> **What you are asked to do**: Please rewrite the data below as a numbered list with one entry per line, skipping any blank lines and leaving out the pictures.

> **Supplied information**:
* Start *

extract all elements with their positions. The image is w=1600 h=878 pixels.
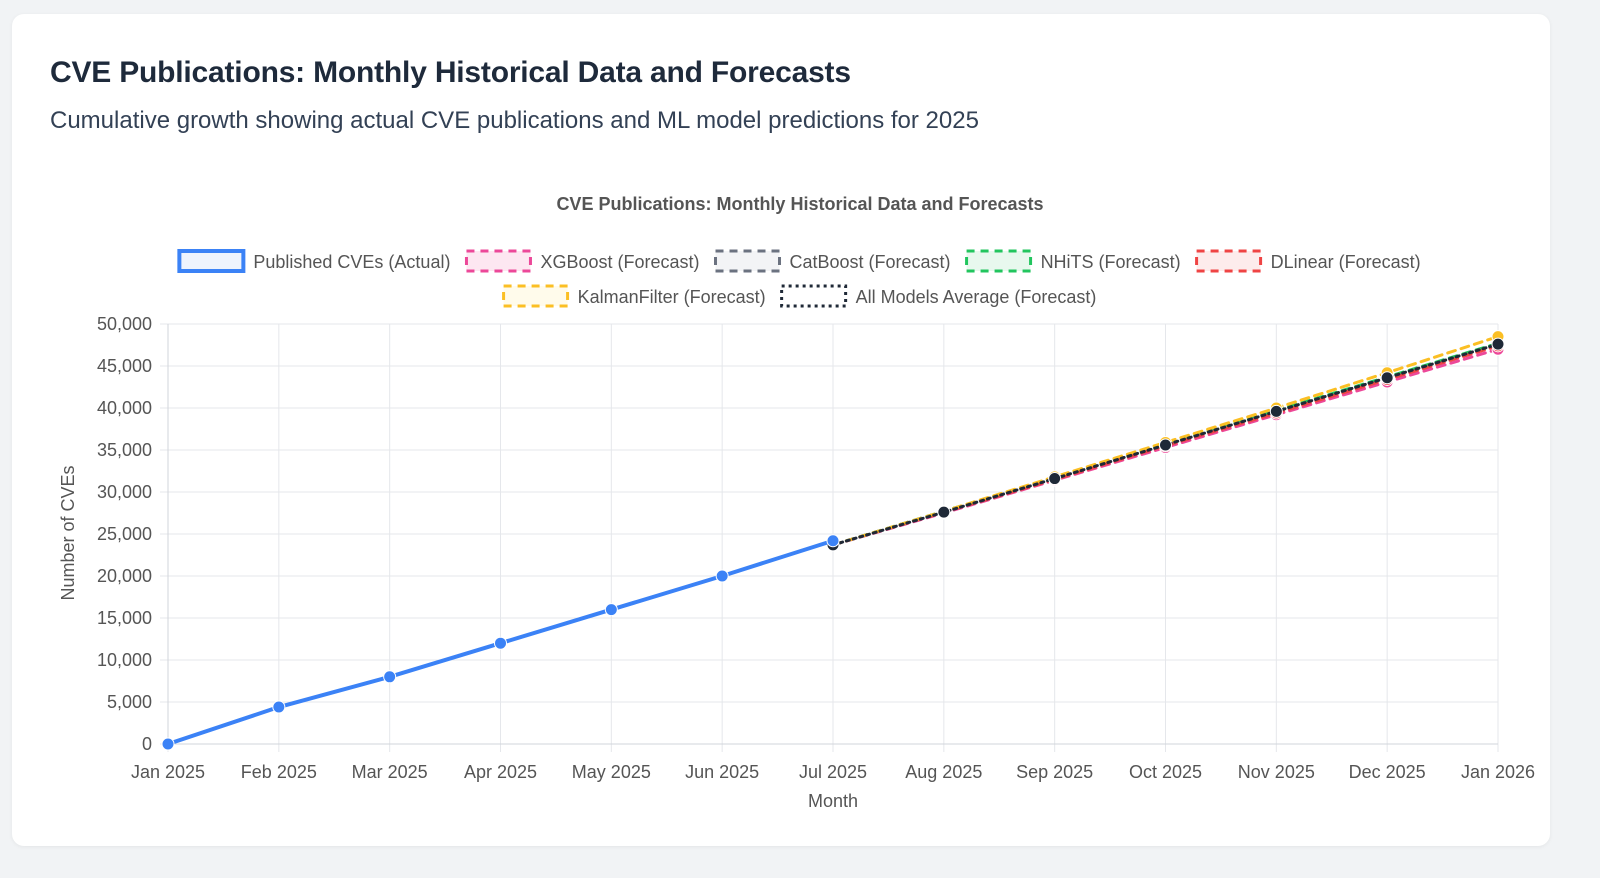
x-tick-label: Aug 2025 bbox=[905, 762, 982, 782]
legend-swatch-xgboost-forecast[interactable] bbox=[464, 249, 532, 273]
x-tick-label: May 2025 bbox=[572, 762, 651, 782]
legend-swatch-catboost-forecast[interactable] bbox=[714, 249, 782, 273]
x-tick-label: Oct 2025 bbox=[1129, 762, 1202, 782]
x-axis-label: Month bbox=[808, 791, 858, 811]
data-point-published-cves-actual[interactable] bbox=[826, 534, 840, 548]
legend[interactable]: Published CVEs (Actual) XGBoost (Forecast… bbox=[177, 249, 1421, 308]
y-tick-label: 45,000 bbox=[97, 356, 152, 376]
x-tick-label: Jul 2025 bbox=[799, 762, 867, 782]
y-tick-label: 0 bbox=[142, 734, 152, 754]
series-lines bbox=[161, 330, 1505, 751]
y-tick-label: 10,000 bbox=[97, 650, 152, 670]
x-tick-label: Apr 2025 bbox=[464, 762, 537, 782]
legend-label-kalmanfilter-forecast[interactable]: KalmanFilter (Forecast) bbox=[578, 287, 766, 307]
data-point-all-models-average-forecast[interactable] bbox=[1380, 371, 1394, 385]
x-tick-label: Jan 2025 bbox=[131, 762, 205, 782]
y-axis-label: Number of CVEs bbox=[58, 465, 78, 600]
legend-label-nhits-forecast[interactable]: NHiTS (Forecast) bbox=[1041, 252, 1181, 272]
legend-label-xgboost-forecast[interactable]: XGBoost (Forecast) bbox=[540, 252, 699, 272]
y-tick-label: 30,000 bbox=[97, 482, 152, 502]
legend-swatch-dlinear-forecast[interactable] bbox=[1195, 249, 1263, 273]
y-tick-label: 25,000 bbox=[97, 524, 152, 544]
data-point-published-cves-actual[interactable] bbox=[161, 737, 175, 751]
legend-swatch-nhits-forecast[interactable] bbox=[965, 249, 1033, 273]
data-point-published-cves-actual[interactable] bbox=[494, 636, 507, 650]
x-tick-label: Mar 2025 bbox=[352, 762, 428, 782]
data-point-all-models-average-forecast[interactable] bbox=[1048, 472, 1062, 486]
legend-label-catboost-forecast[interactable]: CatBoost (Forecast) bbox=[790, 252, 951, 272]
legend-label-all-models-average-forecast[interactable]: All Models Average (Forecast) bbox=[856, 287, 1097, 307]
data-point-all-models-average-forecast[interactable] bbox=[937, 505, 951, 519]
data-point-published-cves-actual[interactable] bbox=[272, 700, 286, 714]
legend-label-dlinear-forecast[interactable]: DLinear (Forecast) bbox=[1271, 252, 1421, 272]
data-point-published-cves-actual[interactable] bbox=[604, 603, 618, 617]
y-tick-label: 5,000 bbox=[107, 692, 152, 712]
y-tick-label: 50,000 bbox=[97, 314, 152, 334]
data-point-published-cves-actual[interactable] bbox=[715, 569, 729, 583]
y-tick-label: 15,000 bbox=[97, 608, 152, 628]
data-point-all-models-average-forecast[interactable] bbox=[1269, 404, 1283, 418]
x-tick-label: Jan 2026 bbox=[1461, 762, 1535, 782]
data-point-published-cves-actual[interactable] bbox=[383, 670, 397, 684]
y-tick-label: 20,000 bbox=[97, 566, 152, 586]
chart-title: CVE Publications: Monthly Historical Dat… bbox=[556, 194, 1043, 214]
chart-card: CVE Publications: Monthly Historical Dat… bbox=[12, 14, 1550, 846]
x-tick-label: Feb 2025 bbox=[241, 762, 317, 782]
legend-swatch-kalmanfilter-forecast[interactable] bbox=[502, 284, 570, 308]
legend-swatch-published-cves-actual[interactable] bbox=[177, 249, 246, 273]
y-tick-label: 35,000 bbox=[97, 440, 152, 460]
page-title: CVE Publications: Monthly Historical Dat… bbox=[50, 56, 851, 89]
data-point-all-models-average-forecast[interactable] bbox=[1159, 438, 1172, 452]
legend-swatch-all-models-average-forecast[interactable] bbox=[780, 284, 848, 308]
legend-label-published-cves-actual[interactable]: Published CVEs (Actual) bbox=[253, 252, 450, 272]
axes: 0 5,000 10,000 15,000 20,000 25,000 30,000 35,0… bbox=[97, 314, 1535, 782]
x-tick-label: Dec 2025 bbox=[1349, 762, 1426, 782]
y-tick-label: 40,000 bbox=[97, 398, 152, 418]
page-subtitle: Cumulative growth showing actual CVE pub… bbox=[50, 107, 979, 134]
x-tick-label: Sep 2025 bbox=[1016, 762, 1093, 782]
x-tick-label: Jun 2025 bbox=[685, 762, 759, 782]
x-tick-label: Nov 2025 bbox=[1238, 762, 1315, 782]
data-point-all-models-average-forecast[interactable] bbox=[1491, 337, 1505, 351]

* End *

> **Response to the task**:
1. extract all elements with their positions. The image is w=1600 h=878 pixels.
2. x-tick-label: Aug 2025 bbox=[905, 762, 982, 782]
3. legend-swatch-xgboost-forecast[interactable] bbox=[464, 249, 532, 273]
4. x-tick-label: May 2025 bbox=[572, 762, 651, 782]
5. legend-swatch-catboost-forecast[interactable] bbox=[714, 249, 782, 273]
6. x-tick-label: Oct 2025 bbox=[1129, 762, 1202, 782]
7. x-axis-label: Month bbox=[808, 791, 858, 811]
8. data-point-published-cves-actual[interactable] bbox=[826, 534, 840, 548]
9. legend[interactable]: Published CVEs (Actual) XGBoost (Forecast… bbox=[177, 249, 1421, 308]
10. y-tick-label: 45,000 bbox=[97, 356, 152, 376]
11. x-tick-label: Jul 2025 bbox=[799, 762, 867, 782]
12. y-tick-label: 0 bbox=[142, 734, 152, 754]
13. series-lines bbox=[161, 330, 1505, 751]
14. y-tick-label: 10,000 bbox=[97, 650, 152, 670]
15. x-tick-label: Apr 2025 bbox=[464, 762, 537, 782]
16. legend-label-kalmanfilter-forecast[interactable]: KalmanFilter (Forecast) bbox=[578, 287, 766, 307]
17. data-point-all-models-average-forecast[interactable] bbox=[1380, 371, 1394, 385]
18. x-tick-label: Jan 2025 bbox=[131, 762, 205, 782]
19. y-axis-label: Number of CVEs bbox=[58, 465, 78, 600]
20. legend-label-nhits-forecast[interactable]: NHiTS (Forecast) bbox=[1041, 252, 1181, 272]
21. legend-label-xgboost-forecast[interactable]: XGBoost (Forecast) bbox=[540, 252, 699, 272]
22. y-tick-label: 30,000 bbox=[97, 482, 152, 502]
23. legend-swatch-dlinear-forecast[interactable] bbox=[1195, 249, 1263, 273]
24. y-tick-label: 25,000 bbox=[97, 524, 152, 544]
25. data-point-published-cves-actual[interactable] bbox=[161, 737, 175, 751]
26. legend-swatch-nhits-forecast[interactable] bbox=[965, 249, 1033, 273]
27. data-point-published-cves-actual[interactable] bbox=[494, 636, 507, 650]
28. x-tick-label: Mar 2025 bbox=[352, 762, 428, 782]
29. data-point-all-models-average-forecast[interactable] bbox=[1048, 472, 1062, 486]
30. legend-label-catboost-forecast[interactable]: CatBoost (Forecast) bbox=[790, 252, 951, 272]
31. legend-label-all-models-average-forecast[interactable]: All Models Average (Forecast) bbox=[856, 287, 1097, 307]
32. data-point-all-models-average-forecast[interactable] bbox=[937, 505, 951, 519]
33. data-point-published-cves-actual[interactable] bbox=[272, 700, 286, 714]
34. legend-label-dlinear-forecast[interactable]: DLinear (Forecast) bbox=[1271, 252, 1421, 272]
35. data-point-published-cves-actual[interactable] bbox=[604, 603, 618, 617]
36. y-tick-label: 5,000 bbox=[107, 692, 152, 712]
37. y-tick-label: 50,000 bbox=[97, 314, 152, 334]
38. data-point-published-cves-actual[interactable] bbox=[715, 569, 729, 583]
39. y-tick-label: 15,000 bbox=[97, 608, 152, 628]
40. data-point-all-models-average-forecast[interactable] bbox=[1269, 404, 1283, 418]
41. x-tick-label: Jan 2026 bbox=[1461, 762, 1535, 782]
42. data-point-published-cves-actual[interactable] bbox=[383, 670, 397, 684]
43. y-tick-label: 20,000 bbox=[97, 566, 152, 586]
44. chart-title: CVE Publications: Monthly Historical Dat… bbox=[556, 194, 1043, 214]
45. chart-card: CVE Publications: Monthly Historical Dat… bbox=[12, 14, 1550, 846]
46. x-tick-label: Feb 2025 bbox=[241, 762, 317, 782]
47. legend-swatch-kalmanfilter-forecast[interactable] bbox=[502, 284, 570, 308]
48. legend-swatch-published-cves-actual[interactable] bbox=[177, 249, 246, 273]
49. y-tick-label: 35,000 bbox=[97, 440, 152, 460]
50. page-title: CVE Publications: Monthly Historical Dat… bbox=[50, 56, 851, 89]
51. data-point-all-models-average-forecast[interactable] bbox=[1159, 438, 1172, 452]
52. legend-swatch-all-models-average-forecast[interactable] bbox=[780, 284, 848, 308]
53. legend-label-published-cves-actual[interactable]: Published CVEs (Actual) bbox=[253, 252, 450, 272]
54. axes: 0 5,000 10,000 15,000 20,000 25,000 30,000 35,0… bbox=[97, 314, 1535, 782]
55. x-tick-label: Dec 2025 bbox=[1349, 762, 1426, 782]
56. y-tick-label: 40,000 bbox=[97, 398, 152, 418]
57. page-subtitle: Cumulative growth showing actual CVE pub… bbox=[50, 107, 979, 134]
58. x-tick-label: Sep 2025 bbox=[1016, 762, 1093, 782]
59. x-tick-label: Jun 2025 bbox=[685, 762, 759, 782]
60. x-tick-label: Nov 2025 bbox=[1238, 762, 1315, 782]
61. data-point-all-models-average-forecast[interactable] bbox=[1491, 337, 1505, 351]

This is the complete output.